Task goal ▸ Output each entry verbatim and exclude every picture from it.

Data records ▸
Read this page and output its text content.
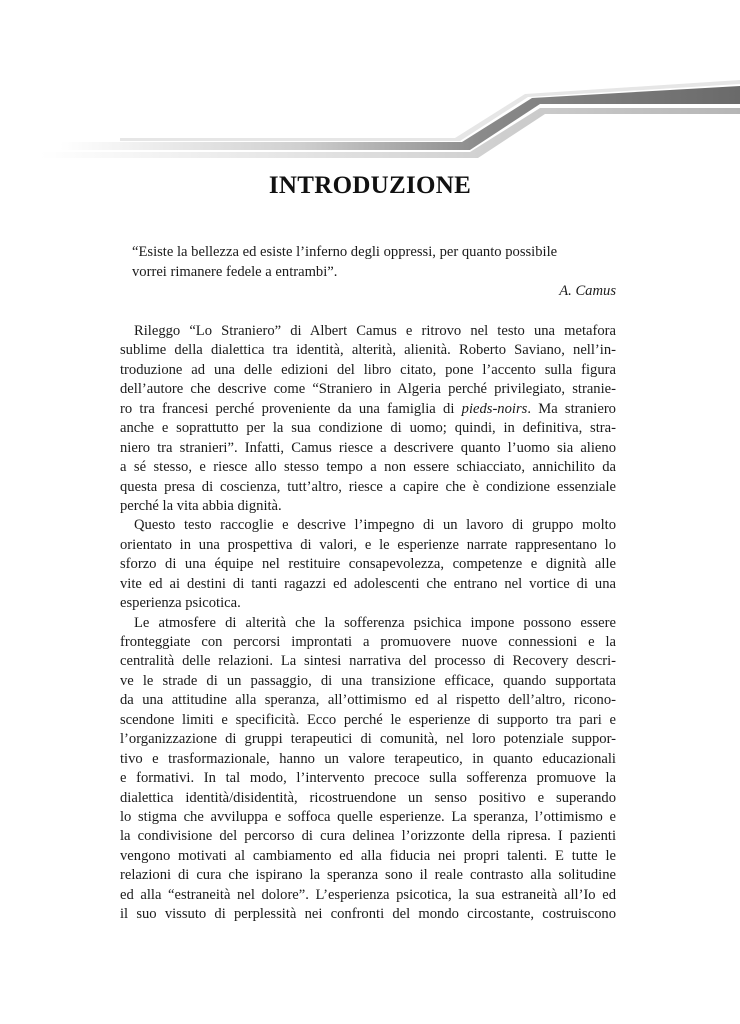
INTRODUZIONE

“Esiste la bellezza ed esiste l’inferno degli oppressi, per quanto possibile

vorrei rimanere fedele a entrambi”.

A. Camus

Rileggo “Lo Straniero” di Albert Camus e ritrovo nel testo una metafora
sublime della dialettica tra identità, alterità, alienità. Roberto Saviano, nell’in-
troduzione ad una delle edizioni del libro citato, pone l’accento sulla figura
dell’autore che descrive come “Straniero in Algeria perché privilegiato, stranie-
ro tra francesi perché proveniente da una famiglia di pieds-noirs. Ma straniero
anche e soprattutto per la sua condizione di uomo; quindi, in definitiva, stra-
niero tra stranieri”. Infatti, Camus riesce a descrivere quanto l’uomo sia alieno
a sé stesso, e riesce allo stesso tempo a non essere schiacciato, annichilito da
questa presa di coscienza, tutt’altro, riesce a capire che è condizione essenziale
perché la vita abbia dignità.
Questo testo raccoglie e descrive l’impegno di un lavoro di gruppo molto
orientato in una prospettiva di valori, e le esperienze narrate rappresentano lo
sforzo di una équipe nel restituire consapevolezza, competenze e dignità alle
vite ed ai destini di tanti ragazzi ed adolescenti che entrano nel vortice di una
esperienza psicotica.
Le atmosfere di alterità che la sofferenza psichica impone possono essere
fronteggiate con percorsi improntati a promuovere nuove connessioni e la
centralità delle relazioni. La sintesi narrativa del processo di Recovery descri-
ve le strade di un passaggio, di una transizione efficace, quando supportata
da una attitudine alla speranza, all’ottimismo ed al rispetto dell’altro, ricono-
scendone limiti e specificità. Ecco perché le esperienze di supporto tra pari e
l’organizzazione di gruppi terapeutici di comunità, nel loro potenziale suppor-
tivo e trasformazionale, hanno un valore terapeutico, in quanto educazionali
e formativi. In tal modo, l’intervento precoce sulla sofferenza promuove la
dialettica identità/disidentità, ricostruendone un senso positivo e superando
lo stigma che avviluppa e soffoca quelle esperienze. La speranza, l’ottimismo e
la condivisione del percorso di cura delinea l’orizzonte della ripresa. I pazienti
vengono motivati al cambiamento ed alla fiducia nei propri talenti. E tutte le
relazioni di cura che ispirano la speranza sono il reale contrasto alla solitudine
ed alla “estraneità nel dolore”. L’esperienza psicotica, la sua estraneità all’Io ed
il suo vissuto di perplessità nei confronti del mondo circostante, costruiscono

Result of this exercise ▸
Read this page and output its text content.
INTRODUZIONE

“Esiste la bellezza ed esiste l’inferno degli oppressi, per quanto possibile

vorrei rimanere fedele a entrambi”.

A. Camus

Rileggo “Lo Straniero” di Albert Camus e ritrovo nel testo una metafora
sublime della dialettica tra identità, alterità, alienità. Roberto Saviano, nell’in-
troduzione ad una delle edizioni del libro citato, pone l’accento sulla figura
dell’autore che descrive come “Straniero in Algeria perché privilegiato, stranie-
ro tra francesi perché proveniente da una famiglia di pieds-noirs. Ma straniero
anche e soprattutto per la sua condizione di uomo; quindi, in definitiva, stra-
niero tra stranieri”. Infatti, Camus riesce a descrivere quanto l’uomo sia alieno
a sé stesso, e riesce allo stesso tempo a non essere schiacciato, annichilito da
questa presa di coscienza, tutt’altro, riesce a capire che è condizione essenziale
perché la vita abbia dignità.
Questo testo raccoglie e descrive l’impegno di un lavoro di gruppo molto
orientato in una prospettiva di valori, e le esperienze narrate rappresentano lo
sforzo di una équipe nel restituire consapevolezza, competenze e dignità alle
vite ed ai destini di tanti ragazzi ed adolescenti che entrano nel vortice di una
esperienza psicotica.
Le atmosfere di alterità che la sofferenza psichica impone possono essere
fronteggiate con percorsi improntati a promuovere nuove connessioni e la
centralità delle relazioni. La sintesi narrativa del processo di Recovery descri-
ve le strade di un passaggio, di una transizione efficace, quando supportata
da una attitudine alla speranza, all’ottimismo ed al rispetto dell’altro, ricono-
scendone limiti e specificità. Ecco perché le esperienze di supporto tra pari e
l’organizzazione di gruppi terapeutici di comunità, nel loro potenziale suppor-
tivo e trasformazionale, hanno un valore terapeutico, in quanto educazionali
e formativi. In tal modo, l’intervento precoce sulla sofferenza promuove la
dialettica identità/disidentità, ricostruendone un senso positivo e superando
lo stigma che avviluppa e soffoca quelle esperienze. La speranza, l’ottimismo e
la condivisione del percorso di cura delinea l’orizzonte della ripresa. I pazienti
vengono motivati al cambiamento ed alla fiducia nei propri talenti. E tutte le
relazioni di cura che ispirano la speranza sono il reale contrasto alla solitudine
ed alla “estraneità nel dolore”. L’esperienza psicotica, la sua estraneità all’Io ed
il suo vissuto di perplessità nei confronti del mondo circostante, costruiscono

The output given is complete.